Check every line of the entries that follow, and copy the ones containing "RMSE".

(Dataset listings of figures)
* * * *

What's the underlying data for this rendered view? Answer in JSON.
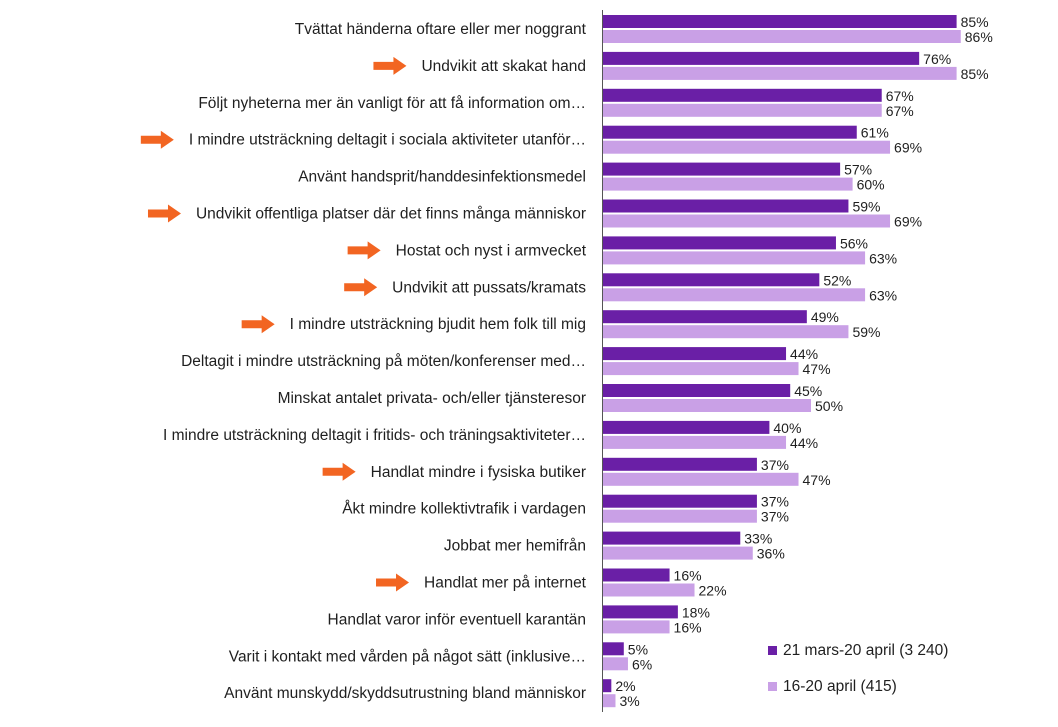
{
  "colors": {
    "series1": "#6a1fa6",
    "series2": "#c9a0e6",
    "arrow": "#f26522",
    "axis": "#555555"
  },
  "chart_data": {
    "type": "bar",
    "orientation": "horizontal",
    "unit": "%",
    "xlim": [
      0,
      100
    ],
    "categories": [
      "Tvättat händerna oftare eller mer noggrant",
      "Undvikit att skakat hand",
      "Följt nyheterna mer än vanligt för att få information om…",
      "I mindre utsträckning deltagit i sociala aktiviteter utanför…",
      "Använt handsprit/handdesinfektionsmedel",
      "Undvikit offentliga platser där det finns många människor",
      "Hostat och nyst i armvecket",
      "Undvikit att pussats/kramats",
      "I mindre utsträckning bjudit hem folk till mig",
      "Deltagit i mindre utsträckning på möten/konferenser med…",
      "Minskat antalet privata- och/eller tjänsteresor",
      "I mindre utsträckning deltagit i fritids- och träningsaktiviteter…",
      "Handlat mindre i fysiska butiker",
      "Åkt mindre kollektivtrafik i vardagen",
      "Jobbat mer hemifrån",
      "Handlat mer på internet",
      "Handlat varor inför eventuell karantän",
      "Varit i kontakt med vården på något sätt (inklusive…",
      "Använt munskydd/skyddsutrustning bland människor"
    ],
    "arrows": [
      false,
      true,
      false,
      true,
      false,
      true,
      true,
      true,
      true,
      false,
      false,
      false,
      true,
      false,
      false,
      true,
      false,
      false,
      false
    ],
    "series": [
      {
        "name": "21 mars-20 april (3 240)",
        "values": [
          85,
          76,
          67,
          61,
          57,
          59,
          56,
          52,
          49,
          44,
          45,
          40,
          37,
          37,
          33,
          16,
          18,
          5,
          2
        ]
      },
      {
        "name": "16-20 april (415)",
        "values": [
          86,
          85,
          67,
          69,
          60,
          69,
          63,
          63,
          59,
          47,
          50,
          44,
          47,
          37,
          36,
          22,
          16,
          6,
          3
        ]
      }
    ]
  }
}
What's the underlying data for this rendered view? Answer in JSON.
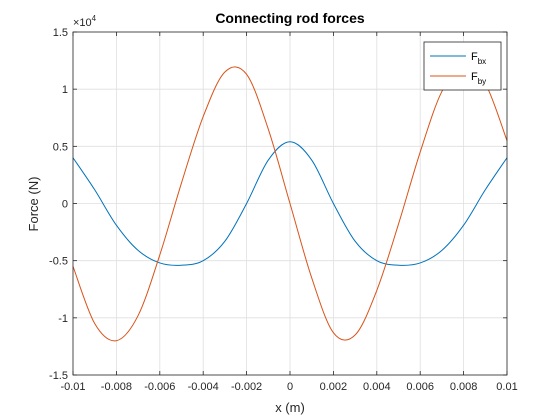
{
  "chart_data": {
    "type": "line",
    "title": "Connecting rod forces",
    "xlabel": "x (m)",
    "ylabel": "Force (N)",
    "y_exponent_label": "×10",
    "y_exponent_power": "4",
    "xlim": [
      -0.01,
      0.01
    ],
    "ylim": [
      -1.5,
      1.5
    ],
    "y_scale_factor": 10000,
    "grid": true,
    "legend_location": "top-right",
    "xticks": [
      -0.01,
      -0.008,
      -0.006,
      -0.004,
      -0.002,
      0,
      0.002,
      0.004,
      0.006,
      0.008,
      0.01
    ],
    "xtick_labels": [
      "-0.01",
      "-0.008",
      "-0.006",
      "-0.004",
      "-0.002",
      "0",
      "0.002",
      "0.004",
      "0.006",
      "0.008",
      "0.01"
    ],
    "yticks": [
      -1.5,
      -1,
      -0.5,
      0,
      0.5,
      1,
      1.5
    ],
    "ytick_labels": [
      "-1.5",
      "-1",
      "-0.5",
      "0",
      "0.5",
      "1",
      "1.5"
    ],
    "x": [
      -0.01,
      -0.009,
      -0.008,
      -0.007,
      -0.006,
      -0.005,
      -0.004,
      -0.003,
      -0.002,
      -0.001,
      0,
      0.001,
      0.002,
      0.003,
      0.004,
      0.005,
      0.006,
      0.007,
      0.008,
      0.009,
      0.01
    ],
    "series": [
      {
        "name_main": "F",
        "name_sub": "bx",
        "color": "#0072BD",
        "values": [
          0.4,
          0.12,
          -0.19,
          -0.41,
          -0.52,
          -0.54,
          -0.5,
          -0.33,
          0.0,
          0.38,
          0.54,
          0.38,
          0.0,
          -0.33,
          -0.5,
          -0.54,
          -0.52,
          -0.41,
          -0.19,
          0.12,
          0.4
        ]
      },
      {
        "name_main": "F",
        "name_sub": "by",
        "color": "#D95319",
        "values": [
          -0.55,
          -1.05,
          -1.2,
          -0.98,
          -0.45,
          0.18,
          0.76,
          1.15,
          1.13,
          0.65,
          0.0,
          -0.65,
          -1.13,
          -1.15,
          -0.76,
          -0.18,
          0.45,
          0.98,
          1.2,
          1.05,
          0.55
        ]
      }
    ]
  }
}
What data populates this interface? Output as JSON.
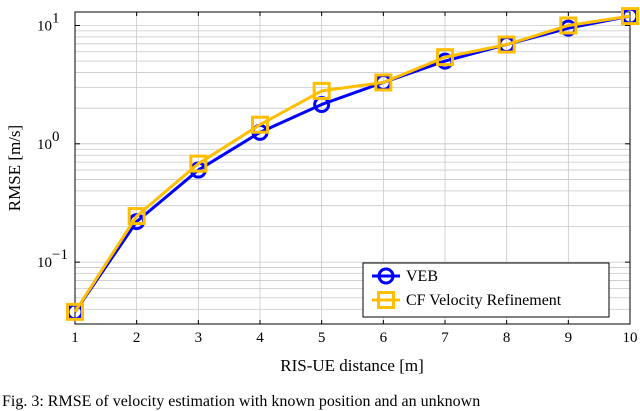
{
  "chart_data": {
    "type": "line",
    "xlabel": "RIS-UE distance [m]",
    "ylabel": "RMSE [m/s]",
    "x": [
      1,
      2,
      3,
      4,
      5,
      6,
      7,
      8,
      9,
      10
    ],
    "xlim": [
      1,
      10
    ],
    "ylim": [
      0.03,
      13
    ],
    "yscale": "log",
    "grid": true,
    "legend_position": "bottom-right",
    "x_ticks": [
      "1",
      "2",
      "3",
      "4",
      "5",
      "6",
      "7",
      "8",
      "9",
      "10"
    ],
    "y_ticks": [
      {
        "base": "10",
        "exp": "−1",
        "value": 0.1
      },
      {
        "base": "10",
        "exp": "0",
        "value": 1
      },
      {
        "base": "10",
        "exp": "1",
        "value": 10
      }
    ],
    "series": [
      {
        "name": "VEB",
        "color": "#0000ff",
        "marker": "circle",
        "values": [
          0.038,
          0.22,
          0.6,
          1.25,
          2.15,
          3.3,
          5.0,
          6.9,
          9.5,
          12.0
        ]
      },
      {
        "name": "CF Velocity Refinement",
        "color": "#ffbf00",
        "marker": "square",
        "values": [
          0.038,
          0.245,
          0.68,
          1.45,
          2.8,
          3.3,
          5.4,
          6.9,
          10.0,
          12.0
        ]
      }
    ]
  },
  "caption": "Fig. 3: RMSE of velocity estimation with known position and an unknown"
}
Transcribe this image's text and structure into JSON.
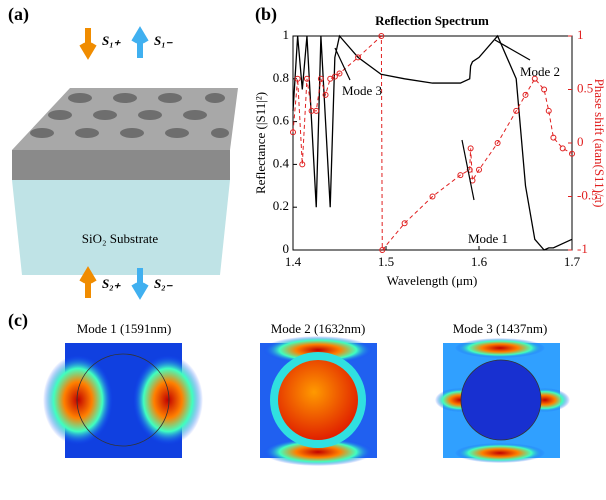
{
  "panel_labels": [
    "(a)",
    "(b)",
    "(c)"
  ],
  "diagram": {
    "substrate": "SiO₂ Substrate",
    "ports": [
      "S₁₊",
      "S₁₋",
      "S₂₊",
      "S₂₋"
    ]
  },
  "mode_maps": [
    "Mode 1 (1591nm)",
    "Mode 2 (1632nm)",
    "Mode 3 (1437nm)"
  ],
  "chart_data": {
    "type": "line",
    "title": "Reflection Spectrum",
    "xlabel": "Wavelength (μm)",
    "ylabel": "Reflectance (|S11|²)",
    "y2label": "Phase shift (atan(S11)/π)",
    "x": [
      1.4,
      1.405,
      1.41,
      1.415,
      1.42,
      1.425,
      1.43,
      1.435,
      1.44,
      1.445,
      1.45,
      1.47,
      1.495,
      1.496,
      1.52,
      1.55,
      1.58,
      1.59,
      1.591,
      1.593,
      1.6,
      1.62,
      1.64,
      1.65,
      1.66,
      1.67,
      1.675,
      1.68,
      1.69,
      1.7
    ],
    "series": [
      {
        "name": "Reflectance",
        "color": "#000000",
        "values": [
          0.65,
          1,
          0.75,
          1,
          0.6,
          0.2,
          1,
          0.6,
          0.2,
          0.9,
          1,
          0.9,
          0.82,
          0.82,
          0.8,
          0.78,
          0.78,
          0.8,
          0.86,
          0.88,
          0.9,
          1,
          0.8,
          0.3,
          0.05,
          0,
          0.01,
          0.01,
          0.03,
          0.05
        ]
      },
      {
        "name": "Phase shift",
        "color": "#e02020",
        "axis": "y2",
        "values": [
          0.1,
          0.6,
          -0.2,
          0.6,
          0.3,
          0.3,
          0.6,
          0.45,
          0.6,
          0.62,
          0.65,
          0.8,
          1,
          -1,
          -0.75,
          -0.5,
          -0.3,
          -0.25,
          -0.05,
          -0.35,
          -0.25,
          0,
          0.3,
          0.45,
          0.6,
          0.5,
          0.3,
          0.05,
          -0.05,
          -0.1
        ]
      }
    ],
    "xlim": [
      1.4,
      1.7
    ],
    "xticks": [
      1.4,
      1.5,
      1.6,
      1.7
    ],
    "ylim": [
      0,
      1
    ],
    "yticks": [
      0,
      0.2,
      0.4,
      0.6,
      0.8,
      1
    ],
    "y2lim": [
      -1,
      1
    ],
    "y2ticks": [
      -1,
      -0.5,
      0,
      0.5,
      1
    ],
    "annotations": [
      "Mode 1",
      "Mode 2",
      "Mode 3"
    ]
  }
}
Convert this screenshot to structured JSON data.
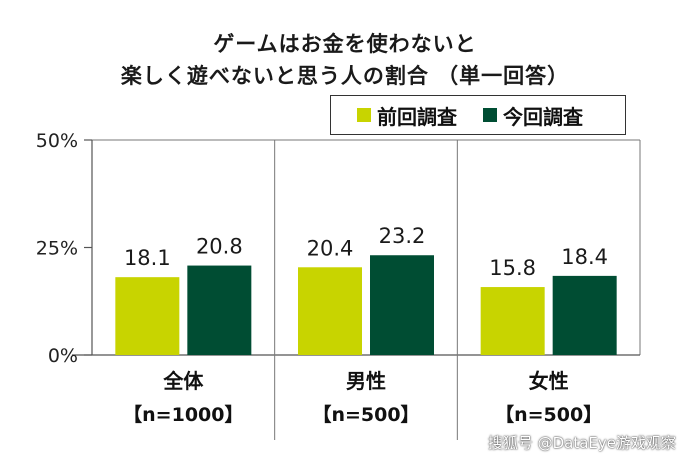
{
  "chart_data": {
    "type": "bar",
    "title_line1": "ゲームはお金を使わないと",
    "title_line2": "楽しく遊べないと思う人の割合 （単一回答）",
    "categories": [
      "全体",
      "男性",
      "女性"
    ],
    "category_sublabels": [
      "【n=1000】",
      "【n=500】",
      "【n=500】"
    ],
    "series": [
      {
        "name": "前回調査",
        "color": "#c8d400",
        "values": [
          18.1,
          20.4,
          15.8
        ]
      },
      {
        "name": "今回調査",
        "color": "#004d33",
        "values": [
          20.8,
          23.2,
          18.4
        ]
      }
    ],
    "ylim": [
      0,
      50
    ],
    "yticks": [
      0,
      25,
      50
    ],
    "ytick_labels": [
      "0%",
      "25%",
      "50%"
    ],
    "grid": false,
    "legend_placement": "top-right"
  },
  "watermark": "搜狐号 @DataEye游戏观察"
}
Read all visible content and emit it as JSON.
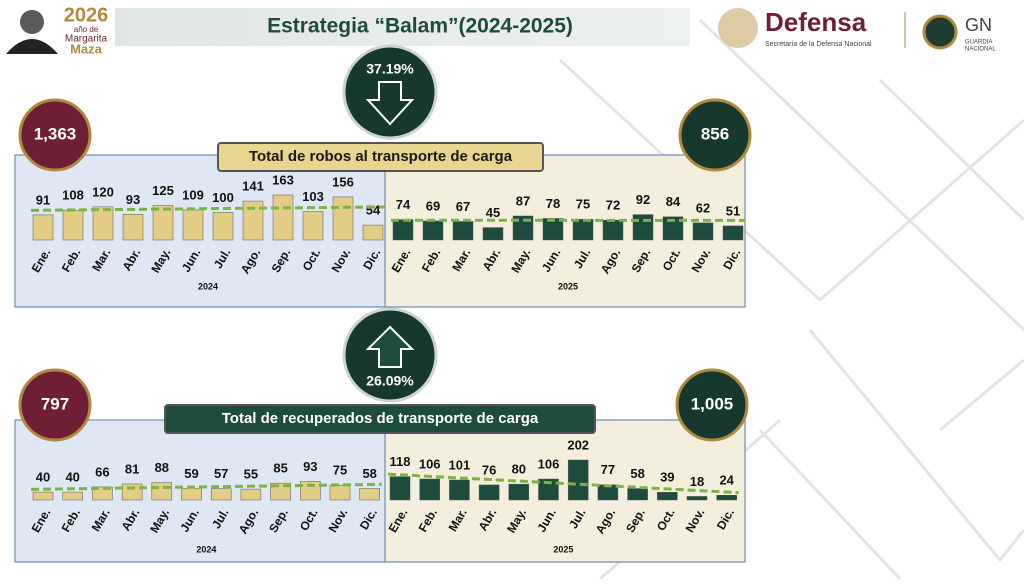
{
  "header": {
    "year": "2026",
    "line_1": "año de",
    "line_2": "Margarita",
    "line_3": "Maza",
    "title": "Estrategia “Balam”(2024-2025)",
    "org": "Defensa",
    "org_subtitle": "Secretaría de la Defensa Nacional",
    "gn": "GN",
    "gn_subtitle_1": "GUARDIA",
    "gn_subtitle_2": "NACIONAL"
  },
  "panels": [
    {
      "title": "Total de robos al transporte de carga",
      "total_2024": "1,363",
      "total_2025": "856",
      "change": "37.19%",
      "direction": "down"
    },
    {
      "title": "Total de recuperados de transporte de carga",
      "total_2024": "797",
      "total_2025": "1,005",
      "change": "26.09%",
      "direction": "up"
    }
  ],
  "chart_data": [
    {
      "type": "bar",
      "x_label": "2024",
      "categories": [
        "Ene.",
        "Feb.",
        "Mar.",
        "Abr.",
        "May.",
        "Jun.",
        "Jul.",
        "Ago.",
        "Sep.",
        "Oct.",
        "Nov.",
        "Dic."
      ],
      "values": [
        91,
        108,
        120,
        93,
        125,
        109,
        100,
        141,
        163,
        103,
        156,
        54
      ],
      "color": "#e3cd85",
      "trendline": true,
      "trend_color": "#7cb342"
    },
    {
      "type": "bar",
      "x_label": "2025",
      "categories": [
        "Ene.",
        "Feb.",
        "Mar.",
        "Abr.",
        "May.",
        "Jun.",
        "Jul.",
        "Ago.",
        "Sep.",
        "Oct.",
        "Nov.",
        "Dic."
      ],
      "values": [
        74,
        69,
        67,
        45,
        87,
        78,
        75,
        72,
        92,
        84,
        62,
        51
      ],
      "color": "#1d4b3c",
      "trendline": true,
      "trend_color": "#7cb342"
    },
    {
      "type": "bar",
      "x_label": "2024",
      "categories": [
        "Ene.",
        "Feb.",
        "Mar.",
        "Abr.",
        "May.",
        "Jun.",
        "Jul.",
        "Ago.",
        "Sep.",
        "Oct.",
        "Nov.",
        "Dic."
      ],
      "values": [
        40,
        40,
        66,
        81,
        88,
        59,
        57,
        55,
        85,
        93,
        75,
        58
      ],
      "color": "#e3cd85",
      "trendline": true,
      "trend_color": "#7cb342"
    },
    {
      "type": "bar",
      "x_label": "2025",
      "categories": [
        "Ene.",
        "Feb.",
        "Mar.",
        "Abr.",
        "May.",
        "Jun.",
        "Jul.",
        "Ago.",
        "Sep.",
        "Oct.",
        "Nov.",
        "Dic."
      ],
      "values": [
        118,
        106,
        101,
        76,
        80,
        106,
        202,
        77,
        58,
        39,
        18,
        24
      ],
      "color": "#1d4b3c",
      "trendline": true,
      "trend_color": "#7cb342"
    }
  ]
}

* * * *

◆ **CORRECT RESPONSE**:
    "ylabel": "RMSE [m/s]",
  "caption": "Fig. 3: RMSE of velocity estimation with known position and an unknown"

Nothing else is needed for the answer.